▶ EXCERPTED RECORDS

------------------------------------------------

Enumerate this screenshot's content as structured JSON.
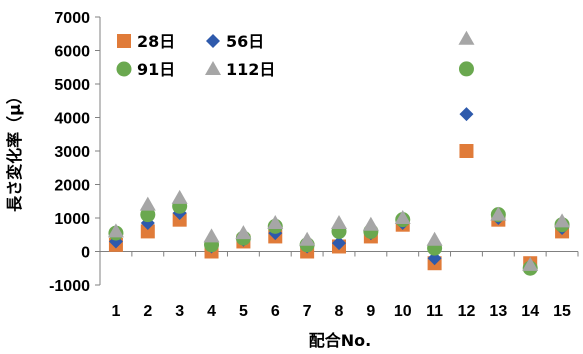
{
  "chart_data": {
    "type": "scatter",
    "title": "",
    "xlabel": "配合No.",
    "ylabel": "長さ変化率（μ）",
    "categories": [
      "1",
      "2",
      "3",
      "4",
      "5",
      "6",
      "7",
      "8",
      "9",
      "10",
      "11",
      "12",
      "13",
      "14",
      "15"
    ],
    "ylim": [
      -1000,
      7000
    ],
    "yticks": [
      -1000,
      0,
      1000,
      2000,
      3000,
      4000,
      5000,
      6000,
      7000
    ],
    "grid": false,
    "legend_position": "top-left",
    "series": [
      {
        "name": "28日",
        "marker": "square",
        "color": "#E07B39",
        "values": [
          200,
          600,
          950,
          0,
          300,
          450,
          0,
          150,
          450,
          800,
          -350,
          3000,
          950,
          -350,
          600
        ]
      },
      {
        "name": "56日",
        "marker": "diamond",
        "color": "#2E5AAC",
        "values": [
          300,
          850,
          1150,
          150,
          350,
          550,
          150,
          250,
          550,
          850,
          -200,
          4100,
          1000,
          -450,
          700
        ]
      },
      {
        "name": "91日",
        "marker": "circle",
        "color": "#6AA84F",
        "values": [
          550,
          1100,
          1350,
          200,
          400,
          750,
          200,
          600,
          600,
          950,
          100,
          5450,
          1100,
          -500,
          800
        ]
      },
      {
        "name": "112日",
        "marker": "triangle",
        "color": "#A6A6A6",
        "values": [
          600,
          1400,
          1600,
          450,
          550,
          850,
          350,
          850,
          800,
          1000,
          350,
          6350,
          1100,
          -400,
          900
        ]
      }
    ]
  }
}
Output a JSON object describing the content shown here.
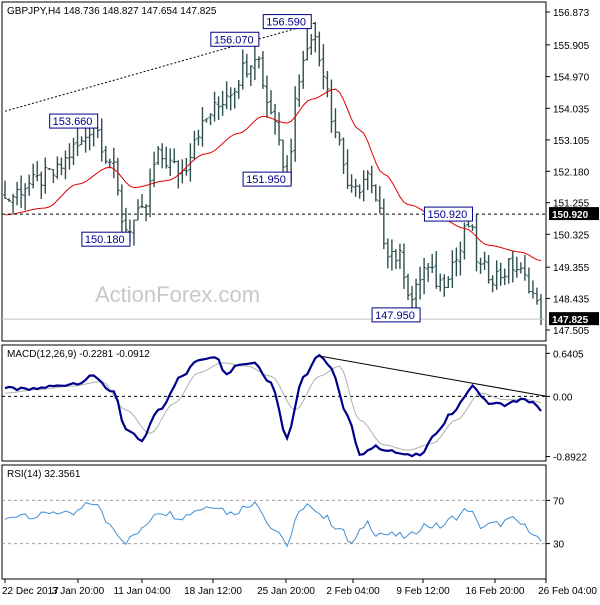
{
  "colors": {
    "background": "#ffffff",
    "frame": "#000000",
    "bar": "#2f4f4f",
    "ma_line": "#e00000",
    "macd_line": "#00008b",
    "signal_line": "#b0b0b0",
    "rsi_line": "#3d8fd6",
    "label_box": "#00008b",
    "watermark": "#c8c8c8",
    "trendline": "#000000",
    "price_tag_bg": "#000000",
    "price_tag_text": "#ffffff"
  },
  "watermark": "ActionForex.com",
  "x_ticks": [
    "22 Dec 2017",
    "3 Jan 20:00",
    "11 Jan 04:00",
    "18 Jan 12:00",
    "25 Jan 20:00",
    "2 Feb 04:00",
    "9 Feb 12:00",
    "16 Feb 20:00",
    "26 Feb 04:00"
  ],
  "chart_data": [
    {
      "type": "bar",
      "panel": "price",
      "title": "GBPJPY,H4  148.736 148.827 147.654 147.825",
      "ylim": [
        147.505,
        156.873
      ],
      "y_ticks": [
        "156.873",
        "155.905",
        "154.970",
        "154.035",
        "153.105",
        "152.180",
        "151.255",
        "150.325",
        "149.355",
        "148.435",
        "147.505"
      ],
      "last_price": "147.825",
      "level_line": {
        "value": 150.92,
        "label": "150.920"
      },
      "trend_line": [
        [
          0,
          153.95
        ],
        [
          77,
          156.55
        ]
      ],
      "annotations": [
        {
          "label": "156.590",
          "bar": 75,
          "value": 156.59
        },
        {
          "label": "156.070",
          "bar": 62,
          "value": 156.07
        },
        {
          "label": "153.660",
          "bar": 22,
          "value": 153.66
        },
        {
          "label": "151.950",
          "bar": 70,
          "value": 151.95
        },
        {
          "label": "150.180",
          "bar": 30,
          "value": 150.18
        },
        {
          "label": "150.920",
          "bar": 115,
          "value": 150.92
        },
        {
          "label": "147.950",
          "bar": 102,
          "value": 147.95
        }
      ],
      "anchors": [
        [
          0,
          151.35
        ],
        [
          6,
          151.8
        ],
        [
          12,
          152.1
        ],
        [
          18,
          152.9
        ],
        [
          22,
          153.55
        ],
        [
          26,
          152.5
        ],
        [
          30,
          150.5
        ],
        [
          34,
          150.9
        ],
        [
          38,
          152.6
        ],
        [
          44,
          152.2
        ],
        [
          48,
          153.4
        ],
        [
          52,
          154.0
        ],
        [
          56,
          154.6
        ],
        [
          60,
          155.3
        ],
        [
          62,
          155.7
        ],
        [
          66,
          154.0
        ],
        [
          70,
          152.2
        ],
        [
          73,
          155.0
        ],
        [
          76,
          156.3
        ],
        [
          79,
          155.2
        ],
        [
          82,
          153.4
        ],
        [
          86,
          151.5
        ],
        [
          90,
          152.0
        ],
        [
          92,
          151.2
        ],
        [
          95,
          149.9
        ],
        [
          98,
          149.6
        ],
        [
          101,
          148.4
        ],
        [
          104,
          149.3
        ],
        [
          108,
          148.9
        ],
        [
          112,
          149.6
        ],
        [
          115,
          150.6
        ],
        [
          118,
          149.3
        ],
        [
          122,
          149.1
        ],
        [
          126,
          149.4
        ],
        [
          130,
          148.9
        ],
        [
          132,
          148.2
        ],
        [
          133,
          147.85
        ]
      ],
      "ma_anchors": [
        [
          0,
          150.9
        ],
        [
          10,
          151.1
        ],
        [
          18,
          151.8
        ],
        [
          26,
          152.3
        ],
        [
          32,
          151.7
        ],
        [
          40,
          151.9
        ],
        [
          50,
          152.7
        ],
        [
          58,
          153.3
        ],
        [
          64,
          153.8
        ],
        [
          70,
          153.6
        ],
        [
          76,
          154.3
        ],
        [
          82,
          154.6
        ],
        [
          88,
          153.4
        ],
        [
          94,
          152.1
        ],
        [
          100,
          151.2
        ],
        [
          108,
          150.8
        ],
        [
          114,
          150.5
        ],
        [
          120,
          150.0
        ],
        [
          128,
          149.8
        ],
        [
          133,
          149.55
        ]
      ]
    },
    {
      "type": "line",
      "panel": "macd",
      "title": "MACD(12,26,9) -0.2281 -0.0912",
      "ylim": [
        -0.9,
        0.66
      ],
      "y_ticks": [
        "0.6405",
        "0.00",
        "-0.8922"
      ],
      "zero_line": 0,
      "trend_line": [
        [
          78,
          0.6
        ],
        [
          133,
          0.0
        ]
      ],
      "macd_anchors": [
        [
          0,
          0.12
        ],
        [
          6,
          0.1
        ],
        [
          12,
          0.15
        ],
        [
          18,
          0.2
        ],
        [
          22,
          0.3
        ],
        [
          27,
          0.05
        ],
        [
          30,
          -0.5
        ],
        [
          34,
          -0.65
        ],
        [
          38,
          -0.2
        ],
        [
          44,
          0.3
        ],
        [
          48,
          0.55
        ],
        [
          52,
          0.6
        ],
        [
          55,
          0.35
        ],
        [
          58,
          0.48
        ],
        [
          62,
          0.5
        ],
        [
          66,
          0.2
        ],
        [
          70,
          -0.6
        ],
        [
          74,
          0.3
        ],
        [
          78,
          0.62
        ],
        [
          81,
          0.4
        ],
        [
          85,
          -0.3
        ],
        [
          88,
          -0.85
        ],
        [
          92,
          -0.75
        ],
        [
          96,
          -0.82
        ],
        [
          100,
          -0.88
        ],
        [
          103,
          -0.85
        ],
        [
          107,
          -0.55
        ],
        [
          111,
          -0.25
        ],
        [
          116,
          0.15
        ],
        [
          120,
          -0.1
        ],
        [
          124,
          -0.12
        ],
        [
          128,
          -0.05
        ],
        [
          131,
          -0.08
        ],
        [
          133,
          -0.23
        ]
      ],
      "signal_anchors": [
        [
          0,
          0.05
        ],
        [
          8,
          0.1
        ],
        [
          16,
          0.15
        ],
        [
          24,
          0.22
        ],
        [
          30,
          -0.2
        ],
        [
          36,
          -0.55
        ],
        [
          42,
          -0.1
        ],
        [
          48,
          0.35
        ],
        [
          54,
          0.5
        ],
        [
          60,
          0.45
        ],
        [
          66,
          0.3
        ],
        [
          72,
          -0.2
        ],
        [
          78,
          0.3
        ],
        [
          83,
          0.45
        ],
        [
          88,
          -0.35
        ],
        [
          94,
          -0.72
        ],
        [
          100,
          -0.8
        ],
        [
          106,
          -0.7
        ],
        [
          112,
          -0.35
        ],
        [
          118,
          0.05
        ],
        [
          124,
          -0.05
        ],
        [
          130,
          -0.05
        ],
        [
          133,
          -0.09
        ]
      ]
    },
    {
      "type": "line",
      "panel": "rsi",
      "title": "RSI(14) 32.3561",
      "ylim": [
        0,
        100
      ],
      "y_ticks": [
        "70",
        "30"
      ],
      "levels": [
        70,
        30
      ],
      "rsi_anchors": [
        [
          0,
          52
        ],
        [
          4,
          58
        ],
        [
          8,
          55
        ],
        [
          12,
          60
        ],
        [
          16,
          56
        ],
        [
          22,
          68
        ],
        [
          26,
          48
        ],
        [
          30,
          32
        ],
        [
          33,
          40
        ],
        [
          38,
          60
        ],
        [
          44,
          55
        ],
        [
          48,
          62
        ],
        [
          52,
          66
        ],
        [
          56,
          58
        ],
        [
          60,
          64
        ],
        [
          62,
          70
        ],
        [
          66,
          45
        ],
        [
          70,
          30
        ],
        [
          73,
          58
        ],
        [
          76,
          66
        ],
        [
          79,
          55
        ],
        [
          83,
          44
        ],
        [
          86,
          30
        ],
        [
          90,
          50
        ],
        [
          92,
          40
        ],
        [
          96,
          38
        ],
        [
          100,
          36
        ],
        [
          104,
          47
        ],
        [
          108,
          46
        ],
        [
          112,
          55
        ],
        [
          115,
          62
        ],
        [
          118,
          46
        ],
        [
          122,
          48
        ],
        [
          126,
          52
        ],
        [
          130,
          44
        ],
        [
          133,
          32.36
        ]
      ]
    }
  ]
}
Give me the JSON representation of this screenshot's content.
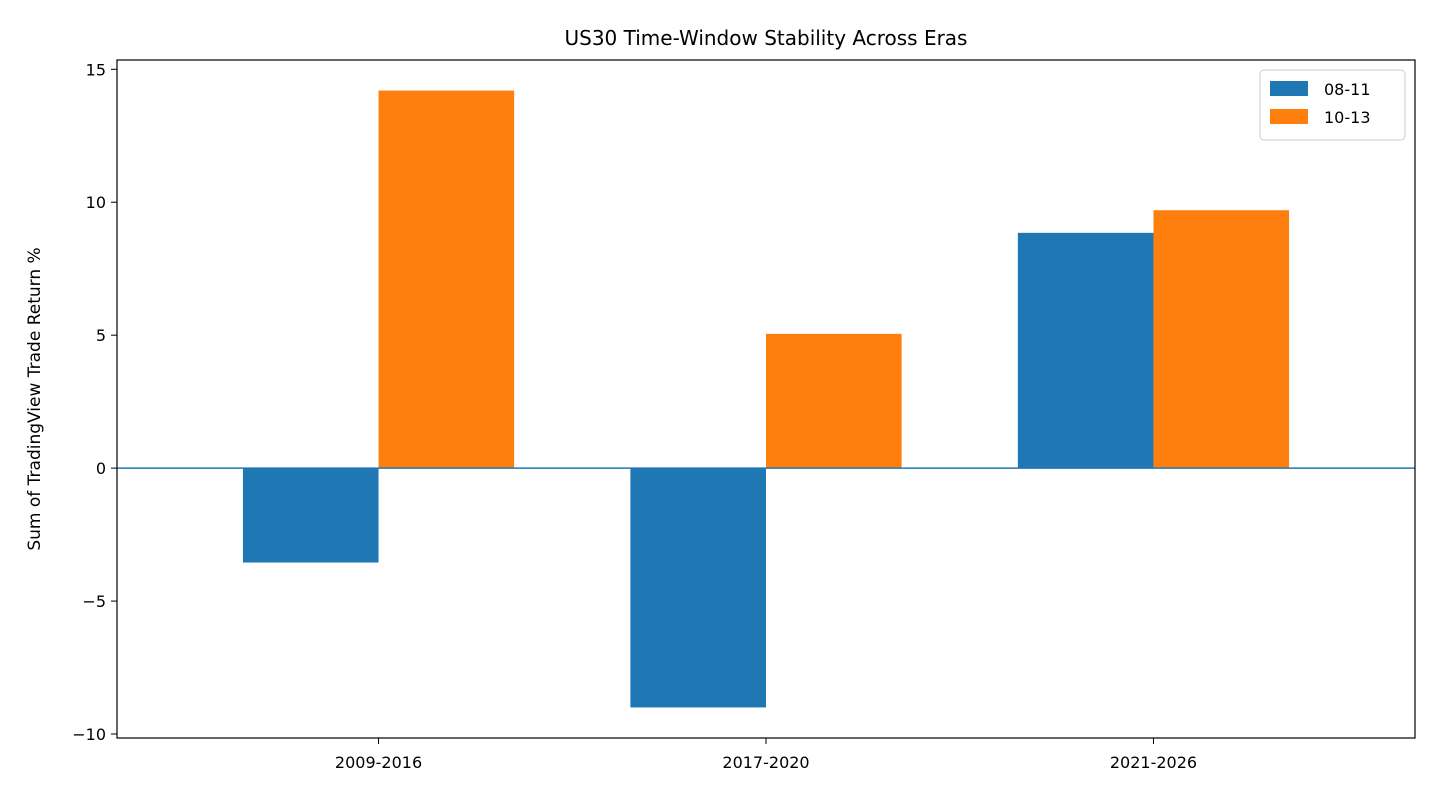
{
  "chart_data": {
    "type": "bar",
    "title": "US30 Time-Window Stability Across Eras",
    "xlabel": "",
    "ylabel": "Sum of TradingView Trade Return %",
    "categories": [
      "2009-2016",
      "2017-2020",
      "2021-2026"
    ],
    "series": [
      {
        "name": "08-11",
        "color": "#1f77b4",
        "values": [
          -3.55,
          -9.0,
          8.85
        ]
      },
      {
        "name": "10-13",
        "color": "#ff7f0e",
        "values": [
          14.2,
          5.05,
          9.7
        ]
      }
    ],
    "ylim": [
      -10.15,
      15.35
    ],
    "yticks": [
      -10,
      -5,
      0,
      5,
      10,
      15
    ],
    "ytick_labels": [
      "−10",
      "−5",
      "0",
      "5",
      "10",
      "15"
    ],
    "zero_line_color": "#1f77b4",
    "grid": false,
    "legend_position": "top-right"
  }
}
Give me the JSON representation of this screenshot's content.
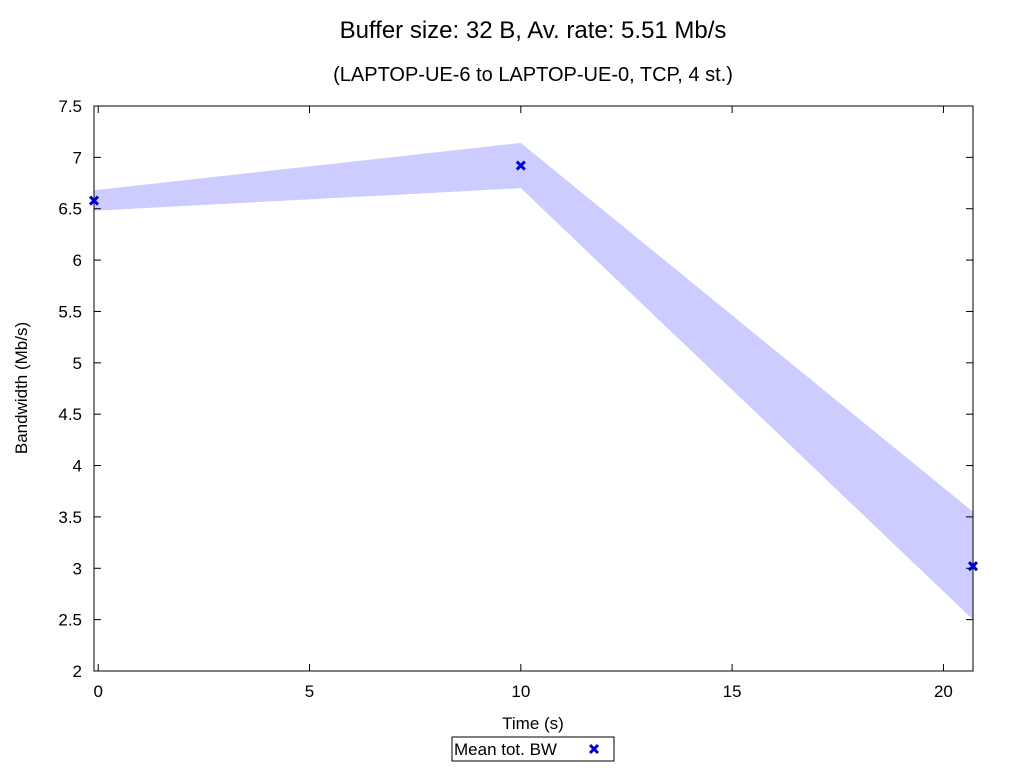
{
  "chart_data": {
    "type": "line",
    "title": "Buffer size: 32 B, Av. rate: 5.51 Mb/s",
    "subtitle": "(LAPTOP-UE-6 to LAPTOP-UE-0, TCP, 4 st.)",
    "xlabel": "Time (s)",
    "ylabel": "Bandwidth (Mb/s)",
    "xlim": [
      -0.1,
      20.7
    ],
    "ylim": [
      2,
      7.5
    ],
    "xticks": [
      "0",
      "5",
      "10",
      "15",
      "20"
    ],
    "xtick_values": [
      0,
      5,
      10,
      15,
      20
    ],
    "yticks": [
      "2",
      "2.5",
      "3",
      "3.5",
      "4",
      "4.5",
      "5",
      "5.5",
      "6",
      "6.5",
      "7",
      "7.5"
    ],
    "ytick_values": [
      2,
      2.5,
      3,
      3.5,
      4,
      4.5,
      5,
      5.5,
      6,
      6.5,
      7,
      7.5
    ],
    "grid": false,
    "legend_position": "bottom-center",
    "series": [
      {
        "name": "Mean tot. BW",
        "marker": "x",
        "color": "#0000cc",
        "x": [
          -0.1,
          10,
          20.7
        ],
        "y": [
          6.58,
          6.92,
          3.02
        ]
      }
    ],
    "band": {
      "color": "#ccccff",
      "x": [
        -0.1,
        10,
        20.7
      ],
      "lower": [
        6.48,
        6.7,
        2.5
      ],
      "upper": [
        6.68,
        7.14,
        3.55
      ]
    }
  }
}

------------------------------------------------

▶ JOB
Pull out every line holding "JSON" from the records above, and copy it.

▶ WORKED ANSWER
Enumerate this screenshot's content as structured JSON.
Output a JSON object describing the content shown here.
Give me the JSON representation of this screenshot's content.
Give me the JSON representation of this screenshot's content.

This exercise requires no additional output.